#### [Material to process]
*-*-*
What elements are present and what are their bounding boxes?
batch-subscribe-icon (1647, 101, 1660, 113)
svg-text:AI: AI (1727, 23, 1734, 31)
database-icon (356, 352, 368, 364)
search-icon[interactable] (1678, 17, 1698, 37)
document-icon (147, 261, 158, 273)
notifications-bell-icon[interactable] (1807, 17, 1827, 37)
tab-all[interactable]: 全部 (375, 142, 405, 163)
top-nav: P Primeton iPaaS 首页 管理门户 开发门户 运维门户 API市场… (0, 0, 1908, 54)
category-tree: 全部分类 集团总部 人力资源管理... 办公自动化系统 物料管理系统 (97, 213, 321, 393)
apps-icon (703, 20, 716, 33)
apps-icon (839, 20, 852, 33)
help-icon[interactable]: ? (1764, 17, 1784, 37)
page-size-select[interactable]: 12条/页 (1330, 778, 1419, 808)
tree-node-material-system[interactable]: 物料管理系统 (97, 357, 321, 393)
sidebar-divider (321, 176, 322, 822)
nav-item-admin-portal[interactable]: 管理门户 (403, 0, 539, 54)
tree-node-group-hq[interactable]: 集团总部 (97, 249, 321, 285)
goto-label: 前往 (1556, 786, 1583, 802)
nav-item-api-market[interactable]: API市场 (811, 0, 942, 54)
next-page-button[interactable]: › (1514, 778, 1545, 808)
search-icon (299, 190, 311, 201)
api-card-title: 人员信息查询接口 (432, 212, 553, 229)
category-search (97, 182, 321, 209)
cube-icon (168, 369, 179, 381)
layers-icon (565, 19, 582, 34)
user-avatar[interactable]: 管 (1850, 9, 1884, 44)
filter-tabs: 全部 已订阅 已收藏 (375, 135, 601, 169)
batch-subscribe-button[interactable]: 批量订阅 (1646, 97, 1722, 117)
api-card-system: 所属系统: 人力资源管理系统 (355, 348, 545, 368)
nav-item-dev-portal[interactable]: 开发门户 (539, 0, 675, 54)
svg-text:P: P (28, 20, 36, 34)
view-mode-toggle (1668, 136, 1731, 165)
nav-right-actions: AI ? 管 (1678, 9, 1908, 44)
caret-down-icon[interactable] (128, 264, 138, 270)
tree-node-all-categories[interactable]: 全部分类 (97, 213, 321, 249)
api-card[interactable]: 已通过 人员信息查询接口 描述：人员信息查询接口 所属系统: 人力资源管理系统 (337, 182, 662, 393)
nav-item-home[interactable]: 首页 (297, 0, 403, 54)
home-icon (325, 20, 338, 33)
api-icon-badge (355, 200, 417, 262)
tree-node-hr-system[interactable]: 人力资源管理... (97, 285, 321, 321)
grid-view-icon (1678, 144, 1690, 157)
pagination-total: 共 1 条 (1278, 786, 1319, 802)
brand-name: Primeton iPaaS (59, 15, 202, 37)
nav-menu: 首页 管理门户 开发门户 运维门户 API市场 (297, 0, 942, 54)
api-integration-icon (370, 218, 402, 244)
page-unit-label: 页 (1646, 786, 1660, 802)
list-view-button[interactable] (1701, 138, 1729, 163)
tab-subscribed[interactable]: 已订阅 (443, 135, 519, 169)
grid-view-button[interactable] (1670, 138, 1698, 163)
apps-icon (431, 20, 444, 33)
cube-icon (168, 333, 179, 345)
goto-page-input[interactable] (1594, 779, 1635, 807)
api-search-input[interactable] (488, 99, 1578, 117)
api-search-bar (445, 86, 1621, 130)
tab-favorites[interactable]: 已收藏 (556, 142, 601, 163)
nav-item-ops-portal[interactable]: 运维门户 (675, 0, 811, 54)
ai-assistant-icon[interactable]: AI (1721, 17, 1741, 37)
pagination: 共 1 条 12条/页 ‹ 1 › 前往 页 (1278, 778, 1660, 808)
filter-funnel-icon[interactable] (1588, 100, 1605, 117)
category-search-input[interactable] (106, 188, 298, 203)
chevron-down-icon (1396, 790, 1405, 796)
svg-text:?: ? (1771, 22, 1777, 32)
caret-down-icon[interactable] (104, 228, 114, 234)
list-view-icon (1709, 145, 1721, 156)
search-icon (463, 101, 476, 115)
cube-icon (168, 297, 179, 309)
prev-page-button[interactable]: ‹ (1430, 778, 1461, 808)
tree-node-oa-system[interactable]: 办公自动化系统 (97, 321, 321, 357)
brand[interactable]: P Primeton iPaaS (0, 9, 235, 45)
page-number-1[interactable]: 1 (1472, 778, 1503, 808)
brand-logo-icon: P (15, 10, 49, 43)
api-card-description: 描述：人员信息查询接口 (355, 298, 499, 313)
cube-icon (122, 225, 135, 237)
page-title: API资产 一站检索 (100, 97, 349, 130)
*-*-*
#### [Instruction]
Copy all of the lines above without changing anything.

#### [Worked solution]
What elements are present and what are their bounding boxes?
batch-subscribe-icon (1647, 101, 1660, 113)
svg-text:AI: AI (1727, 23, 1734, 31)
database-icon (356, 352, 368, 364)
search-icon[interactable] (1678, 17, 1698, 37)
document-icon (147, 261, 158, 273)
notifications-bell-icon[interactable] (1807, 17, 1827, 37)
tab-all[interactable]: 全部 (375, 142, 405, 163)
top-nav: P Primeton iPaaS 首页 管理门户 开发门户 运维门户 API市场… (0, 0, 1908, 54)
category-tree: 全部分类 集团总部 人力资源管理... 办公自动化系统 物料管理系统 (97, 213, 321, 393)
apps-icon (703, 20, 716, 33)
apps-icon (839, 20, 852, 33)
help-icon[interactable]: ? (1764, 17, 1784, 37)
page-size-select[interactable]: 12条/页 (1330, 778, 1419, 808)
tree-node-material-system[interactable]: 物料管理系统 (97, 357, 321, 393)
sidebar-divider (321, 176, 322, 822)
nav-item-admin-portal[interactable]: 管理门户 (403, 0, 539, 54)
tree-node-group-hq[interactable]: 集团总部 (97, 249, 321, 285)
goto-label: 前往 (1556, 786, 1583, 802)
nav-item-api-market[interactable]: API市场 (811, 0, 942, 54)
next-page-button[interactable]: › (1514, 778, 1545, 808)
search-icon (299, 190, 311, 201)
api-card-title: 人员信息查询接口 (432, 212, 553, 229)
category-search (97, 182, 321, 209)
cube-icon (168, 369, 179, 381)
layers-icon (565, 19, 582, 34)
user-avatar[interactable]: 管 (1850, 9, 1884, 44)
filter-tabs: 全部 已订阅 已收藏 (375, 135, 601, 169)
batch-subscribe-button[interactable]: 批量订阅 (1646, 97, 1722, 117)
api-card-system: 所属系统: 人力资源管理系统 (355, 348, 545, 368)
nav-item-dev-portal[interactable]: 开发门户 (539, 0, 675, 54)
svg-text:P: P (28, 20, 36, 34)
view-mode-toggle (1668, 136, 1731, 165)
nav-right-actions: AI ? 管 (1678, 9, 1908, 44)
caret-down-icon[interactable] (128, 264, 138, 270)
tree-node-all-categories[interactable]: 全部分类 (97, 213, 321, 249)
api-card[interactable]: 已通过 人员信息查询接口 描述：人员信息查询接口 所属系统: 人力资源管理系统 (337, 182, 662, 393)
nav-item-home[interactable]: 首页 (297, 0, 403, 54)
home-icon (325, 20, 338, 33)
api-icon-badge (355, 200, 417, 262)
tree-node-hr-system[interactable]: 人力资源管理... (97, 285, 321, 321)
grid-view-icon (1678, 144, 1690, 157)
pagination-total: 共 1 条 (1278, 786, 1319, 802)
brand-name: Primeton iPaaS (59, 15, 202, 37)
nav-menu: 首页 管理门户 开发门户 运维门户 API市场 (297, 0, 942, 54)
api-integration-icon (370, 218, 402, 244)
page-unit-label: 页 (1646, 786, 1660, 802)
list-view-button[interactable] (1701, 138, 1729, 163)
tab-subscribed[interactable]: 已订阅 (443, 135, 519, 169)
grid-view-button[interactable] (1670, 138, 1698, 163)
apps-icon (431, 20, 444, 33)
cube-icon (168, 333, 179, 345)
goto-page-input[interactable] (1594, 779, 1635, 807)
api-search-input[interactable] (488, 99, 1578, 117)
api-search-bar (445, 86, 1621, 130)
tab-favorites[interactable]: 已收藏 (556, 142, 601, 163)
nav-item-ops-portal[interactable]: 运维门户 (675, 0, 811, 54)
ai-assistant-icon[interactable]: AI (1721, 17, 1741, 37)
pagination: 共 1 条 12条/页 ‹ 1 › 前往 页 (1278, 778, 1660, 808)
filter-funnel-icon[interactable] (1588, 100, 1605, 117)
category-search-input[interactable] (106, 188, 298, 203)
chevron-down-icon (1396, 790, 1405, 796)
svg-text:?: ? (1771, 22, 1777, 32)
caret-down-icon[interactable] (104, 228, 114, 234)
list-view-icon (1709, 145, 1721, 156)
search-icon (463, 101, 476, 115)
cube-icon (168, 297, 179, 309)
prev-page-button[interactable]: ‹ (1430, 778, 1461, 808)
tree-node-oa-system[interactable]: 办公自动化系统 (97, 321, 321, 357)
brand[interactable]: P Primeton iPaaS (0, 9, 235, 45)
page-number-1[interactable]: 1 (1472, 778, 1503, 808)
brand-logo-icon: P (15, 10, 49, 43)
api-card-description: 描述：人员信息查询接口 (355, 298, 499, 313)
cube-icon (122, 225, 135, 237)
page-title: API资产 一站检索 (100, 97, 349, 130)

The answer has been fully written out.